WORK REQUIRED:
Locate every line in the records below that holds the word "тайны" and return each one.

EXERCISE MATERIALS:

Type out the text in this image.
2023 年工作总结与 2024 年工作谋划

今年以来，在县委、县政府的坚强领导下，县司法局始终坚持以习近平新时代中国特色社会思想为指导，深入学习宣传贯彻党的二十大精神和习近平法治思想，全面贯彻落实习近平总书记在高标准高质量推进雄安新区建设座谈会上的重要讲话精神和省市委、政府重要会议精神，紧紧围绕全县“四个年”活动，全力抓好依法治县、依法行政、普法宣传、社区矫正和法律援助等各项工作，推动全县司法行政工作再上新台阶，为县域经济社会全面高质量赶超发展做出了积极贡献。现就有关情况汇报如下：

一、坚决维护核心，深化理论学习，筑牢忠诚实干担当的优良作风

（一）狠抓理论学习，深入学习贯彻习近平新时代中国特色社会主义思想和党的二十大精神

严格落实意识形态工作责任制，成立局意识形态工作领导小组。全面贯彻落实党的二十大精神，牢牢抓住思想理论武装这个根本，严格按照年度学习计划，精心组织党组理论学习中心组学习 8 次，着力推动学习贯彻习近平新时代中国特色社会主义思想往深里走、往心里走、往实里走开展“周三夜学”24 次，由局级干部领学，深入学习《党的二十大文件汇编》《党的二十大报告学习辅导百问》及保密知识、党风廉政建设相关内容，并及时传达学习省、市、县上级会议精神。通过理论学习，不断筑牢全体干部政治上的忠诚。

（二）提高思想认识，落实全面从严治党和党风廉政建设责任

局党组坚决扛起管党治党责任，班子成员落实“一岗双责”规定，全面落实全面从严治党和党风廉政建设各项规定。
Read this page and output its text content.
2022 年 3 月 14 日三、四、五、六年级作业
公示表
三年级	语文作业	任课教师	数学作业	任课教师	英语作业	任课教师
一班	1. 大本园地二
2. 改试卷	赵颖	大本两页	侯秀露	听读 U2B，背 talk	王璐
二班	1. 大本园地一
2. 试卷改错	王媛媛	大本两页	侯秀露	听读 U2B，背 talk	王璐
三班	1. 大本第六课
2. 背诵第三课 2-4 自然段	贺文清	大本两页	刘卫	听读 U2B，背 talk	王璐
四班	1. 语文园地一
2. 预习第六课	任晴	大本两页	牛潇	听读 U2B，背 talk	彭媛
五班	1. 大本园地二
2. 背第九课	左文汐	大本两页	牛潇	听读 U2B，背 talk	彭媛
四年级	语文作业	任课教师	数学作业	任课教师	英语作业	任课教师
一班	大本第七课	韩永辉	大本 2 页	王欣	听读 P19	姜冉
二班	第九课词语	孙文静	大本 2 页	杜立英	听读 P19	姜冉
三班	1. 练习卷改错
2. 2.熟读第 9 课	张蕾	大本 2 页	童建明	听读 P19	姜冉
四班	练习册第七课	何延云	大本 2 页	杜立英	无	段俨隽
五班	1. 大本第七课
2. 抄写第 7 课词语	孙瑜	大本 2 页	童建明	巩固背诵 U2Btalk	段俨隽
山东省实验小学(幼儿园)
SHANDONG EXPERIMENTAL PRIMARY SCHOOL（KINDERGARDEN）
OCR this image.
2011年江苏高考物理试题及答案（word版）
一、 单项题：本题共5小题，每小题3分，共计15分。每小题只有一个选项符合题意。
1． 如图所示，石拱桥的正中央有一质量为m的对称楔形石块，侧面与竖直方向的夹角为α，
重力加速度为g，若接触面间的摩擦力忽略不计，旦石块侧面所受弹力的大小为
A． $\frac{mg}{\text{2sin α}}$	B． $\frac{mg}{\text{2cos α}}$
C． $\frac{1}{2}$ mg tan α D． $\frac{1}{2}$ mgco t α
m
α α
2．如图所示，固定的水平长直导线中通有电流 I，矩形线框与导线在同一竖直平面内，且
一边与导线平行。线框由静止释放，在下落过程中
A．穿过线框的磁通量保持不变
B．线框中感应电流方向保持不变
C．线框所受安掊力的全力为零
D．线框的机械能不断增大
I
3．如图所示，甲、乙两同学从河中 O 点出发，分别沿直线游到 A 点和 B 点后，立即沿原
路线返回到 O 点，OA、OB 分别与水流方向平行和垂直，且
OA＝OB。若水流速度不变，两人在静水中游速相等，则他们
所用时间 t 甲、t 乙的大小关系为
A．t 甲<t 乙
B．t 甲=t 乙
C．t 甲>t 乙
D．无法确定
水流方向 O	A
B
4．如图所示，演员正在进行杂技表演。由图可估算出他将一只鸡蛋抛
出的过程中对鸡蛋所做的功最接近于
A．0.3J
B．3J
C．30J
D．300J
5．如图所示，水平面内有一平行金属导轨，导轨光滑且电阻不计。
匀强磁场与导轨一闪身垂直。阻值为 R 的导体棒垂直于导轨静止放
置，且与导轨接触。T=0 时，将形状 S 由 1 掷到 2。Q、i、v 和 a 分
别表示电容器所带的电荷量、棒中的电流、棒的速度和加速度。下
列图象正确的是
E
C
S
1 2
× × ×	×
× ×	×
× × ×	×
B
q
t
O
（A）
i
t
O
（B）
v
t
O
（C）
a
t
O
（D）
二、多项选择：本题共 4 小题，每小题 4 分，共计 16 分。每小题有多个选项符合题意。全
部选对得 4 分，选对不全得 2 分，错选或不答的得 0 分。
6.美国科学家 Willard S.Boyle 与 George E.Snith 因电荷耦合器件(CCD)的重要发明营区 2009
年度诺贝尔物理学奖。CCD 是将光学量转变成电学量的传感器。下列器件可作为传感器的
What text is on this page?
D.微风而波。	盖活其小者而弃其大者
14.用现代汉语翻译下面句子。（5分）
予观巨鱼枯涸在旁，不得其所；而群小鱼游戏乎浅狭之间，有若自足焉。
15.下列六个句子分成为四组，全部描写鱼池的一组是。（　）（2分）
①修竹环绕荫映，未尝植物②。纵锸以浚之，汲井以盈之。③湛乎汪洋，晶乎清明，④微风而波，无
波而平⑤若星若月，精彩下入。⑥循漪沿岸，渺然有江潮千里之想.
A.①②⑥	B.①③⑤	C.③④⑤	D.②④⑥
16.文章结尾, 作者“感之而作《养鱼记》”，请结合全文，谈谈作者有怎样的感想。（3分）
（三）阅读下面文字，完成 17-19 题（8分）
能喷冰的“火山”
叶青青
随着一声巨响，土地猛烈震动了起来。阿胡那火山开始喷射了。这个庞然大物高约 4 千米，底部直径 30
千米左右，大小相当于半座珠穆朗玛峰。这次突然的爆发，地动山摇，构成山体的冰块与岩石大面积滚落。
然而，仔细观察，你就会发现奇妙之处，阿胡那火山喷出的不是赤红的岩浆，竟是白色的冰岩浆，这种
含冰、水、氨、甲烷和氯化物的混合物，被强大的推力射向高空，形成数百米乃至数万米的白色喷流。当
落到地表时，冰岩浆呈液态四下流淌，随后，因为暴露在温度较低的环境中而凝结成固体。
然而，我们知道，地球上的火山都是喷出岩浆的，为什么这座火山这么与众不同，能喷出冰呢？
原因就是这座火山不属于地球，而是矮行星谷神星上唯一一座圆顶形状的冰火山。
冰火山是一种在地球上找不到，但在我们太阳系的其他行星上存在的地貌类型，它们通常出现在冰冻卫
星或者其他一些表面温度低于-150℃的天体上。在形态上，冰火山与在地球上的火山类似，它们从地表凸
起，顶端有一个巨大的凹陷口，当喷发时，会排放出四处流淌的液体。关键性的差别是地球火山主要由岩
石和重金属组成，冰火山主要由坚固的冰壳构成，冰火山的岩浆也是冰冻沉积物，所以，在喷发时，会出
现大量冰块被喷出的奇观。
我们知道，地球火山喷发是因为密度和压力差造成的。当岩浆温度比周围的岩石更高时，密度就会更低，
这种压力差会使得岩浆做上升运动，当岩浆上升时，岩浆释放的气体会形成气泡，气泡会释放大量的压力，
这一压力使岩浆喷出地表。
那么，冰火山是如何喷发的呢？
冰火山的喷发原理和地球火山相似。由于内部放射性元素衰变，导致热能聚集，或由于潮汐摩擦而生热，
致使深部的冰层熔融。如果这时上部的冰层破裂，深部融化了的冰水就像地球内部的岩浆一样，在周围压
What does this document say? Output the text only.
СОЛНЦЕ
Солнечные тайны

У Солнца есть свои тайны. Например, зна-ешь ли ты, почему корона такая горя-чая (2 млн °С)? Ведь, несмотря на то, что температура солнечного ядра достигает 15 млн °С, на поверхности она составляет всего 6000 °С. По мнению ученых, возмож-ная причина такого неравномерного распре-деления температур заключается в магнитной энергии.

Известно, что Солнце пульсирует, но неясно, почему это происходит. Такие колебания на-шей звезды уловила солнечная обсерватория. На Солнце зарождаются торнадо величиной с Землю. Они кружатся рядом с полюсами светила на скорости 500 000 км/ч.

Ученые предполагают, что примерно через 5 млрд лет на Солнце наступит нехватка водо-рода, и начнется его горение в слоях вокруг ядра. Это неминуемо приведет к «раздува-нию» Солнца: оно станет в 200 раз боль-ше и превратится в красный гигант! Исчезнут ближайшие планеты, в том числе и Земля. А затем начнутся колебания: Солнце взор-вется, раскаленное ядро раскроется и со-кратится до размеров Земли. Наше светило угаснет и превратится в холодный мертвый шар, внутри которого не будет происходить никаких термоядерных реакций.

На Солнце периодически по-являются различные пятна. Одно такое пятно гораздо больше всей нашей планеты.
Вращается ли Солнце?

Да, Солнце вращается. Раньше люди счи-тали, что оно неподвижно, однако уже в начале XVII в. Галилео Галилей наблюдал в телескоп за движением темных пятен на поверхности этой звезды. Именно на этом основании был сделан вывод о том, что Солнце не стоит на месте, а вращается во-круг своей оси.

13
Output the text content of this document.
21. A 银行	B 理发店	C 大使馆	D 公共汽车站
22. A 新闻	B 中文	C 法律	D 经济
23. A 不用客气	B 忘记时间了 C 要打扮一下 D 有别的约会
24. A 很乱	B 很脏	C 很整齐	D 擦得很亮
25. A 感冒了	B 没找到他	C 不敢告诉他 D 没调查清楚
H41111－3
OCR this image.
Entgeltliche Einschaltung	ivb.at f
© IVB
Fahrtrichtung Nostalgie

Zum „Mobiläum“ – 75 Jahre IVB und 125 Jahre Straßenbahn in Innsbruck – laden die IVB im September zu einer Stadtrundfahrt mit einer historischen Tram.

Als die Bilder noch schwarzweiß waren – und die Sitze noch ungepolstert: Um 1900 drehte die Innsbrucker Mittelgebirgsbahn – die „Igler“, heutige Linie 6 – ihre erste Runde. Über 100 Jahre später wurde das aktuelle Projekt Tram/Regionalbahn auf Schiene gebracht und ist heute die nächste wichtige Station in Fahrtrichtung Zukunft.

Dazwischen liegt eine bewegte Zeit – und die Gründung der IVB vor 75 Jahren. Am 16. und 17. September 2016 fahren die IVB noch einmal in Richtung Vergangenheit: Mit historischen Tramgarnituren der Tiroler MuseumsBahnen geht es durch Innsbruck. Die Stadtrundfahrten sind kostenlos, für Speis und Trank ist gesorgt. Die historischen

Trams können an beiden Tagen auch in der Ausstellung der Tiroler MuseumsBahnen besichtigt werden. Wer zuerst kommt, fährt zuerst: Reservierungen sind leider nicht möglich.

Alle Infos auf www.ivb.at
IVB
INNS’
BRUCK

OUTPUT BELOW:
Солнечные тайны
У Солнца есть свои тайны. Например, зна-ешь ли ты, почему корона такая горя-чая (2 млн °С)? Ведь, несмотря на то, что температура солнечного ядра достигает 15 млн °С, на поверхности она составляет всего 6000 °С. По мнению ученых, возмож-ная причина такого неравномерного распре-деления температур заключается в магнитной энергии.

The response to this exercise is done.